I have a patch to mdadm to make it resync when there is one failure,
but I'm no longer convinced that it is needed.
In fact, the initial resync isn't really needed for raid6 (or raid1)
at all.  The first write to any stripe will make the redundancy for
that stripe correct regardless of what it was, and before the first
write, the content of the array is meaningless anyway.

Note that this is different to raid5 which, if using a
read-modify-write cycle, depends on the parity block being correct.

There would be an issue once we start doing background scans of the
arrays as the first scan could find lots of errors.  But maybe that
isn't a problem....

I'll probably include the patch in the next mdadm release, and revisit
the whole idea when (if) I implement background array scans.

NeilBrown

^ permalink raw reply	[flat|nested] 32+ messages in thread

* Re: RAID-6: help wanted
  2004-10-29  0:43                 ` Neil Brown
@ 2004-10-29 11:48                   ` Jim Paris
  2004-10-29 12:56                     ` Guy
  2004-10-29 12:29                   ` Guy
  1 sibling, 1 reply; 32+ messages in thread
From: Jim Paris @ 2004-10-29 11:48 UTC (permalink / raw)
  To: Neil Brown; +Cc: H. Peter Anvin, linux-raid

> I have a patch to mdadm to make it resync when there is one failure,
> but I'm no longer convinced that it is needed.
> In fact, the initial resync isn't really needed for raid6 (or raid1)
> at all.

I see.  I figured raid6 should just behave the same as raid5, but
didn't realize that raid5 only did it because of the read-modify-write.

However, I do still think that the data should always be synchronized.
Just because it's holding completely meaningless values at the moment
doesn't mean it should change each time you read it (which can easily
happen if the data gets read from different disks).  Other things
might eventually depend on the "meaningless" value.

Consider running raid5 on top of unsynced raid1 devices /dev/md[012]:

1. Do an initial resync of the raid5 so that D1 + D2 = P.

2. Write a real value to D1, and update P.
   At this point, D1 and P are synced between disks of their raid1s,
   since they have been written.

3. Now lose the disk holding D1, so you need to reconstruct it from D2 and P.
   But you can't do that, because D2's value changes every time you read it!

-jim

^ permalink raw reply	[flat|nested] 32+ messages in thread

* RE: RAID-6: help wanted
  2004-10-29 11:48                   ` Jim Paris
@ 2004-10-29 12:56                     ` Guy
  2004-10-29 18:15                       ` Jim Paris
  0 siblings, 1 reply; 32+ messages in thread
From: Guy @ 2004-10-29 12:56 UTC (permalink / raw)
  To: 'Jim Paris', 'Neil Brown'
  Cc: 'H. Peter Anvin', linux-raid

I should read the messages in reverse order!

**Direction 1:** Copy the passage of the RAID-6 thread from "Just because it's" to "D1 + D2 = P.".
**Direction 2:** For which RAID levels does the RAID-6 thread say the initial resync is not really needed?
**Direction 3:** Restate more briefly the paragraph of the RAID-6 thread that begins "However, I do still think that the data should always be synchronized."
The entries have no role in this work.

[Entries from a dataset]
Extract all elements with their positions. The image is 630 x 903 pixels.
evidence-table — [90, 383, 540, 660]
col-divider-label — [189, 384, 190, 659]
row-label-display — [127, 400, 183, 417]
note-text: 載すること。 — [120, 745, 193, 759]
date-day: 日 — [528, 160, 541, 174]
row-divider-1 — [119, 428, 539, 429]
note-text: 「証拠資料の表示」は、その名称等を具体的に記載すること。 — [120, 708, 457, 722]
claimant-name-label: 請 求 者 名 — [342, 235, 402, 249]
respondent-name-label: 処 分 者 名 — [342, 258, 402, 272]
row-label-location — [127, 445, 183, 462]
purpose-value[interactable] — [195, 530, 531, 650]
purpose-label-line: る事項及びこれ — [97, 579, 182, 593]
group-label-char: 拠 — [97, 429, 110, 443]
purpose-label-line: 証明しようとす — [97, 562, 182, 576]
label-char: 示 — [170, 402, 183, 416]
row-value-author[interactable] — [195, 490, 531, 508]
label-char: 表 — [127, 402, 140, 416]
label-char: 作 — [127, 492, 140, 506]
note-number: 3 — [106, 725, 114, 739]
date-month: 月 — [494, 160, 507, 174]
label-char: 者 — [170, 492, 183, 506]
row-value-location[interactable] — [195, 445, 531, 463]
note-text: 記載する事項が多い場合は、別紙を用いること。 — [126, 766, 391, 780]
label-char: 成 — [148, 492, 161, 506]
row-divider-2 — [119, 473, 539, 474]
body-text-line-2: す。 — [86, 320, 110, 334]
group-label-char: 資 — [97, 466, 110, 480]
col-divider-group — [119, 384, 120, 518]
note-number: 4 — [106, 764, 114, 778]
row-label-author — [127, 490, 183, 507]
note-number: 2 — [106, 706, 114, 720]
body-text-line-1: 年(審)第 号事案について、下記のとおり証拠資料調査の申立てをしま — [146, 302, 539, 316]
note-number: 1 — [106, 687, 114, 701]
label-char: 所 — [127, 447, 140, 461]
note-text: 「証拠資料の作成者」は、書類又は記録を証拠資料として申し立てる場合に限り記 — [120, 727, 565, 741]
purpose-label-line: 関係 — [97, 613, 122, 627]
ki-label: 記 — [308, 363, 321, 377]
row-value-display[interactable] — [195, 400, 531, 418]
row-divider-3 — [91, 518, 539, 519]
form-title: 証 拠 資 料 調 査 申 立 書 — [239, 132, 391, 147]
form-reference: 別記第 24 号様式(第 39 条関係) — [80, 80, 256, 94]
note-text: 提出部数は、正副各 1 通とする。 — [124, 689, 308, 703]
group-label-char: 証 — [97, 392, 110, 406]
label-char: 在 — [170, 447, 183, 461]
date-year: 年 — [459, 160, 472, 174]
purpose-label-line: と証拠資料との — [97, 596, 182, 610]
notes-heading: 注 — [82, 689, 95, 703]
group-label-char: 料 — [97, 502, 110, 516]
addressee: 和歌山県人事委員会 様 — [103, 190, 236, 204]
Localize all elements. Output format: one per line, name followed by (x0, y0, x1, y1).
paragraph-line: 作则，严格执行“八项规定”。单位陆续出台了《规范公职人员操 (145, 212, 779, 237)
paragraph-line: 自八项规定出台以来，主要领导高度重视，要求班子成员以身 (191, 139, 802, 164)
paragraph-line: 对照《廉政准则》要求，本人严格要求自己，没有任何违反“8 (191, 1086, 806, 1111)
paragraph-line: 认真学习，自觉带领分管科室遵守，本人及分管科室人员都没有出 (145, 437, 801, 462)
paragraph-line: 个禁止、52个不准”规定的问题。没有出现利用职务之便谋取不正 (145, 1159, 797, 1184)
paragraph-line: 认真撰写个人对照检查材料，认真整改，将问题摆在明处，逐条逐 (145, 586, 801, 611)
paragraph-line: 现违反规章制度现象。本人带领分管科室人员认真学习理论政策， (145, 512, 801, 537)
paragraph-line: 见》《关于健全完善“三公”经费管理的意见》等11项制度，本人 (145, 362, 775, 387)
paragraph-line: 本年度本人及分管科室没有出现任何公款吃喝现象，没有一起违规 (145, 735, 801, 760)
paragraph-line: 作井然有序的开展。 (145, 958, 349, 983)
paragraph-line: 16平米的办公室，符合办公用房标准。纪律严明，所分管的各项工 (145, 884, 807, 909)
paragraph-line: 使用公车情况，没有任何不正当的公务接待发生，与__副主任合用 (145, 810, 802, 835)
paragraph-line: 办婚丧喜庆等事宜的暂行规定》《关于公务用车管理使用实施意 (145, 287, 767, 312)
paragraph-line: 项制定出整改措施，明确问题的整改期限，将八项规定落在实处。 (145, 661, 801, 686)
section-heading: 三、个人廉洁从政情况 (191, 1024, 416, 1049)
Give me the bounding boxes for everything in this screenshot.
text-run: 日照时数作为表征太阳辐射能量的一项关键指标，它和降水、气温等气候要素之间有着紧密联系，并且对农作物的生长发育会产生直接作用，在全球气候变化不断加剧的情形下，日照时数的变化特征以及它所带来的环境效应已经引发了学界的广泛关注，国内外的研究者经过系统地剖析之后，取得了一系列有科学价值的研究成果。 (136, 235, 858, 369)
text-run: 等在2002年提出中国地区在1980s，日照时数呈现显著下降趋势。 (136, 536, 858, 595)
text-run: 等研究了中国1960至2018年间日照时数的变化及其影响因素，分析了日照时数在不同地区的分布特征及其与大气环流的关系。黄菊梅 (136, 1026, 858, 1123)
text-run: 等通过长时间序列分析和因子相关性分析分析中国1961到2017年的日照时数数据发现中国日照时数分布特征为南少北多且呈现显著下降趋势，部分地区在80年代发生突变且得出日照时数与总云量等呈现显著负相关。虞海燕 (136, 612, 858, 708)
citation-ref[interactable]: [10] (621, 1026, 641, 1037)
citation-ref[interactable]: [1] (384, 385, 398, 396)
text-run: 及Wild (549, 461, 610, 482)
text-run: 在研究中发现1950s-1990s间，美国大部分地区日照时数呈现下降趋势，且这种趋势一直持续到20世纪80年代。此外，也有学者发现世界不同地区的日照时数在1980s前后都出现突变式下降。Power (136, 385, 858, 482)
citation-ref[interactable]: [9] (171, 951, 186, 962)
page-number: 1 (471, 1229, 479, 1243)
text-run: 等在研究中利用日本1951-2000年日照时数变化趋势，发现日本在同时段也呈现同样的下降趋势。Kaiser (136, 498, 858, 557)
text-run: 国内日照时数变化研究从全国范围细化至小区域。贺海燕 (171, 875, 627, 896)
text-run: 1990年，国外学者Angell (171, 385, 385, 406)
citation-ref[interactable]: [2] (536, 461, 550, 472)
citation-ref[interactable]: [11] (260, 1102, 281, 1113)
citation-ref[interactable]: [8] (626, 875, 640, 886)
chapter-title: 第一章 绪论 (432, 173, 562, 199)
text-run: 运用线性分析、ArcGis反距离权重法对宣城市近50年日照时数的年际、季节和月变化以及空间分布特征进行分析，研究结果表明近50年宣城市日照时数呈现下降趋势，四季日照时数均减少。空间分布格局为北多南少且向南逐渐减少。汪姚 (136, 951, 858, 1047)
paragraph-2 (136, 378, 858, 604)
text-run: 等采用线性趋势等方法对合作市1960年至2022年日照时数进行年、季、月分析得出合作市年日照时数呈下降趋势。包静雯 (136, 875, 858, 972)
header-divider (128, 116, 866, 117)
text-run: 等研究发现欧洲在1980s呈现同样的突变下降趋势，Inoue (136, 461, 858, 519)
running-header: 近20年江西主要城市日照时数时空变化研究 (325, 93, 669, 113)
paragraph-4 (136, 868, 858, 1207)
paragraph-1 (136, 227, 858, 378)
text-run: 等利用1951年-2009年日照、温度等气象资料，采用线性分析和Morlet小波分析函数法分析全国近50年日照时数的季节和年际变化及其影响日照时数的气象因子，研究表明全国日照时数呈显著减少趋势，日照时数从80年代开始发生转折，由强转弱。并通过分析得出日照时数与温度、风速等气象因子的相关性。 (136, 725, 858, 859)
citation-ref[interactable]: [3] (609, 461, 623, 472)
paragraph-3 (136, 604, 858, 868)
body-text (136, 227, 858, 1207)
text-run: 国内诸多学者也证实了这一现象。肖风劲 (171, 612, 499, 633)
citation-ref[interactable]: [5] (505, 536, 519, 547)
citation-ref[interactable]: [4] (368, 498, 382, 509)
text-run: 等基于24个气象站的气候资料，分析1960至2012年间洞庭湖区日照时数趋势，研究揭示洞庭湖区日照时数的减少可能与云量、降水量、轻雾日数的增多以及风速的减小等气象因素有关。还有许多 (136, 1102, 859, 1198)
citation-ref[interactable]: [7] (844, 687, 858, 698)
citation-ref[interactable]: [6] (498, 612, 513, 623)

**Worked solution 1:**
Just because it's holding completely meaningless values at the moment
doesn't mean it should change each time you read it (which can easily
happen if the data gets read from different disks).  Other things
might eventually depend on the "meaningless" value.

Consider running raid5 on top of unsynced raid1 devices /dev/md[012]:

1. Do an initial resync of the raid5 so that D1 + D2 = P.

**Worked solution 2:** RAID-6 and RAID-1.

**Worked solution 3:** Data should always be synchronized. Even meaningless values should not change on each read, which can easily happen when data is read from different disks. Other things might eventually depend on those values.